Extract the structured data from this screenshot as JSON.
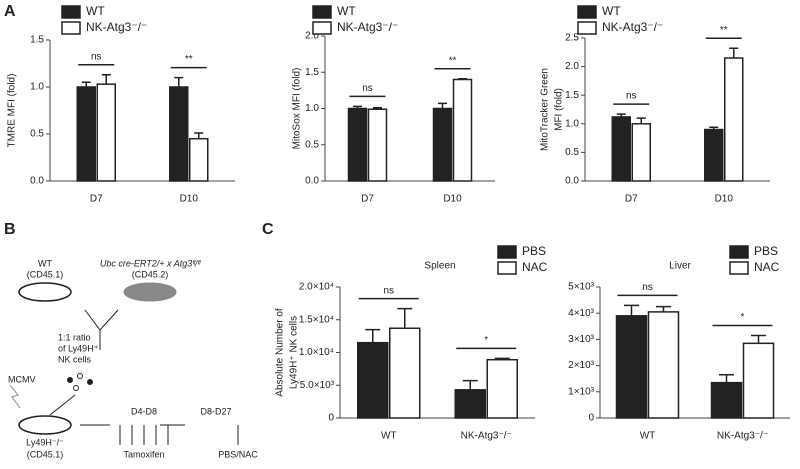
{
  "panel_labels": [
    "A",
    "B",
    "C"
  ],
  "chart_data": [
    {
      "type": "bar",
      "ylabel": [
        "TMRE MFI (fold)"
      ],
      "categories": [
        "D7",
        "D10"
      ],
      "series": [
        {
          "name": "WT",
          "color": "#222222",
          "values": [
            1.0,
            1.0
          ],
          "errors": [
            0.05,
            0.1
          ]
        },
        {
          "name": "NK-Atg3⁻/⁻",
          "color": "#ffffff",
          "values": [
            1.03,
            0.45
          ],
          "errors": [
            0.1,
            0.06
          ]
        }
      ],
      "annotations": [
        "ns",
        "**"
      ],
      "ylim": [
        0,
        1.5
      ],
      "yticks": [
        {
          "value": 0,
          "label": "0.0"
        },
        0.5,
        {
          "value": 1,
          "label": "1.0"
        },
        1.5
      ]
    },
    {
      "type": "bar",
      "ylabel": [
        "MitoSox  MFI (fold)"
      ],
      "categories": [
        "D7",
        "D10"
      ],
      "series": [
        {
          "name": "WT",
          "color": "#222222",
          "values": [
            1.0,
            1.0
          ],
          "errors": [
            0.03,
            0.07
          ]
        },
        {
          "name": "NK-Atg3⁻/⁻",
          "color": "#ffffff",
          "values": [
            0.99,
            1.4
          ],
          "errors": [
            0.02,
            0.01
          ]
        }
      ],
      "annotations": [
        "ns",
        "**"
      ],
      "ylim": [
        0,
        2
      ],
      "yticks": [
        {
          "value": 0,
          "label": "0.0"
        },
        0.5,
        {
          "value": 1,
          "label": "1.0"
        },
        1.5,
        {
          "value": 2,
          "label": "2.0"
        }
      ]
    },
    {
      "type": "bar",
      "ylabel": [
        "MitoTracker Green",
        "MFI (fold)"
      ],
      "categories": [
        "D7",
        "D10"
      ],
      "series": [
        {
          "name": "WT",
          "color": "#222222",
          "values": [
            1.12,
            0.9
          ],
          "errors": [
            0.05,
            0.04
          ]
        },
        {
          "name": "NK-Atg3⁻/⁻",
          "color": "#ffffff",
          "values": [
            1.0,
            2.15
          ],
          "errors": [
            0.1,
            0.17
          ]
        }
      ],
      "annotations": [
        "ns",
        "**"
      ],
      "ylim": [
        0,
        2.5
      ],
      "yticks": [
        {
          "value": 0,
          "label": "0.0"
        },
        0.5,
        {
          "value": 1,
          "label": "1.0"
        },
        1.5,
        {
          "value": 2,
          "label": "2.0"
        },
        2.5
      ]
    },
    {
      "type": "bar",
      "title": "Spleen",
      "ylabel": [
        "Absolute Number of",
        "Ly49H⁺ NK cells"
      ],
      "categories": [
        "WT",
        "NK-Atg3⁻/⁻"
      ],
      "series": [
        {
          "name": "PBS",
          "color": "#222222",
          "values": [
            11500,
            4300
          ],
          "errors": [
            2000,
            1400
          ]
        },
        {
          "name": "NAC",
          "color": "#ffffff",
          "values": [
            13700,
            8900
          ],
          "errors": [
            3000,
            200
          ]
        }
      ],
      "annotations": [
        "ns",
        "*"
      ],
      "ylim": [
        0,
        20000
      ],
      "yticks": [
        0,
        {
          "value": 5000,
          "label": "5.0×10³"
        },
        {
          "value": 10000,
          "label": "1.0×10⁴"
        },
        {
          "value": 15000,
          "label": "1.5×10⁴"
        },
        {
          "value": 20000,
          "label": "2.0×10⁴"
        }
      ]
    },
    {
      "type": "bar",
      "title": "Liver",
      "categories": [
        "WT",
        "NK-Atg3⁻/⁻"
      ],
      "series": [
        {
          "name": "PBS",
          "color": "#222222",
          "values": [
            3900,
            1350
          ],
          "errors": [
            400,
            300
          ]
        },
        {
          "name": "NAC",
          "color": "#ffffff",
          "values": [
            4050,
            2850
          ],
          "errors": [
            200,
            300
          ]
        }
      ],
      "annotations": [
        "ns",
        "*"
      ],
      "ylim": [
        0,
        5000
      ],
      "yticks": [
        0,
        {
          "value": 1000,
          "label": "1×10³"
        },
        {
          "value": 2000,
          "label": "2×10³"
        },
        {
          "value": 3000,
          "label": "3×10³"
        },
        {
          "value": 4000,
          "label": "4×10³"
        },
        {
          "value": 5000,
          "label": "5×10³"
        }
      ]
    }
  ],
  "diagram": {
    "wt": "WT",
    "wt_cd": "(CD45.1)",
    "donor": "Ubc cre-ERT2/+ x Atg3ᶠˡ/ᶠˡ",
    "donor_cd": "(CD45.2)",
    "ratio": [
      "1:1 ratio",
      "of Ly49H⁺",
      "NK cells"
    ],
    "virus": "MCMV",
    "host": "Ly49H⁻/⁻",
    "host_cd": "(CD45.1)",
    "d1": "D4-D8",
    "tam": "Tamoxifen",
    "d2": "D8-D27",
    "treat": "PBS/NAC"
  }
}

==================================================

> [YOUR OBJECTIVE]: The answer should be an exact restatement of every entry, with the pictures omitted.

> [ANSWER SECTION]:
Extract the structured data from this screenshot as JSON.
{
  "panel_labels": [
    "A",
    "B",
    "C"
  ],
  "chart_data": [
    {
      "type": "bar",
      "ylabel": [
        "TMRE MFI (fold)"
      ],
      "categories": [
        "D7",
        "D10"
      ],
      "series": [
        {
          "name": "WT",
          "color": "#222222",
          "values": [
            1.0,
            1.0
          ],
          "errors": [
            0.05,
            0.1
          ]
        },
        {
          "name": "NK-Atg3⁻/⁻",
          "color": "#ffffff",
          "values": [
            1.03,
            0.45
          ],
          "errors": [
            0.1,
            0.06
          ]
        }
      ],
      "annotations": [
        "ns",
        "**"
      ],
      "ylim": [
        0,
        1.5
      ],
      "yticks": [
        {
          "value": 0,
          "label": "0.0"
        },
        0.5,
        {
          "value": 1,
          "label": "1.0"
        },
        1.5
      ]
    },
    {
      "type": "bar",
      "ylabel": [
        "MitoSox  MFI (fold)"
      ],
      "categories": [
        "D7",
        "D10"
      ],
      "series": [
        {
          "name": "WT",
          "color": "#222222",
          "values": [
            1.0,
            1.0
          ],
          "errors": [
            0.03,
            0.07
          ]
        },
        {
          "name": "NK-Atg3⁻/⁻",
          "color": "#ffffff",
          "values": [
            0.99,
            1.4
          ],
          "errors": [
            0.02,
            0.01
          ]
        }
      ],
      "annotations": [
        "ns",
        "**"
      ],
      "ylim": [
        0,
        2
      ],
      "yticks": [
        {
          "value": 0,
          "label": "0.0"
        },
        0.5,
        {
          "value": 1,
          "label": "1.0"
        },
        1.5,
        {
          "value": 2,
          "label": "2.0"
        }
      ]
    },
    {
      "type": "bar",
      "ylabel": [
        "MitoTracker Green",
        "MFI (fold)"
      ],
      "categories": [
        "D7",
        "D10"
      ],
      "series": [
        {
          "name": "WT",
          "color": "#222222",
          "values": [
            1.12,
            0.9
          ],
          "errors": [
            0.05,
            0.04
          ]
        },
        {
          "name": "NK-Atg3⁻/⁻",
          "color": "#ffffff",
          "values": [
            1.0,
            2.15
          ],
          "errors": [
            0.1,
            0.17
          ]
        }
      ],
      "annotations": [
        "ns",
        "**"
      ],
      "ylim": [
        0,
        2.5
      ],
      "yticks": [
        {
          "value": 0,
          "label": "0.0"
        },
        0.5,
        {
          "value": 1,
          "label": "1.0"
        },
        1.5,
        {
          "value": 2,
          "label": "2.0"
        },
        2.5
      ]
    },
    {
      "type": "bar",
      "title": "Spleen",
      "ylabel": [
        "Absolute Number of",
        "Ly49H⁺ NK cells"
      ],
      "categories": [
        "WT",
        "NK-Atg3⁻/⁻"
      ],
      "series": [
        {
          "name": "PBS",
          "color": "#222222",
          "values": [
            11500,
            4300
          ],
          "errors": [
            2000,
            1400
          ]
        },
        {
          "name": "NAC",
          "color": "#ffffff",
          "values": [
            13700,
            8900
          ],
          "errors": [
            3000,
            200
          ]
        }
      ],
      "annotations": [
        "ns",
        "*"
      ],
      "ylim": [
        0,
        20000
      ],
      "yticks": [
        0,
        {
          "value": 5000,
          "label": "5.0×10³"
        },
        {
          "value": 10000,
          "label": "1.0×10⁴"
        },
        {
          "value": 15000,
          "label": "1.5×10⁴"
        },
        {
          "value": 20000,
          "label": "2.0×10⁴"
        }
      ]
    },
    {
      "type": "bar",
      "title": "Liver",
      "categories": [
        "WT",
        "NK-Atg3⁻/⁻"
      ],
      "series": [
        {
          "name": "PBS",
          "color": "#222222",
          "values": [
            3900,
            1350
          ],
          "errors": [
            400,
            300
          ]
        },
        {
          "name": "NAC",
          "color": "#ffffff",
          "values": [
            4050,
            2850
          ],
          "errors": [
            200,
            300
          ]
        }
      ],
      "annotations": [
        "ns",
        "*"
      ],
      "ylim": [
        0,
        5000
      ],
      "yticks": [
        0,
        {
          "value": 1000,
          "label": "1×10³"
        },
        {
          "value": 2000,
          "label": "2×10³"
        },
        {
          "value": 3000,
          "label": "3×10³"
        },
        {
          "value": 4000,
          "label": "4×10³"
        },
        {
          "value": 5000,
          "label": "5×10³"
        }
      ]
    }
  ],
  "diagram": {
    "wt": "WT",
    "wt_cd": "(CD45.1)",
    "donor": "Ubc cre-ERT2/+ x Atg3ᶠˡ/ᶠˡ",
    "donor_cd": "(CD45.2)",
    "ratio": [
      "1:1 ratio",
      "of Ly49H⁺",
      "NK cells"
    ],
    "virus": "MCMV",
    "host": "Ly49H⁻/⁻",
    "host_cd": "(CD45.1)",
    "d1": "D4-D8",
    "tam": "Tamoxifen",
    "d2": "D8-D27",
    "treat": "PBS/NAC"
  }
}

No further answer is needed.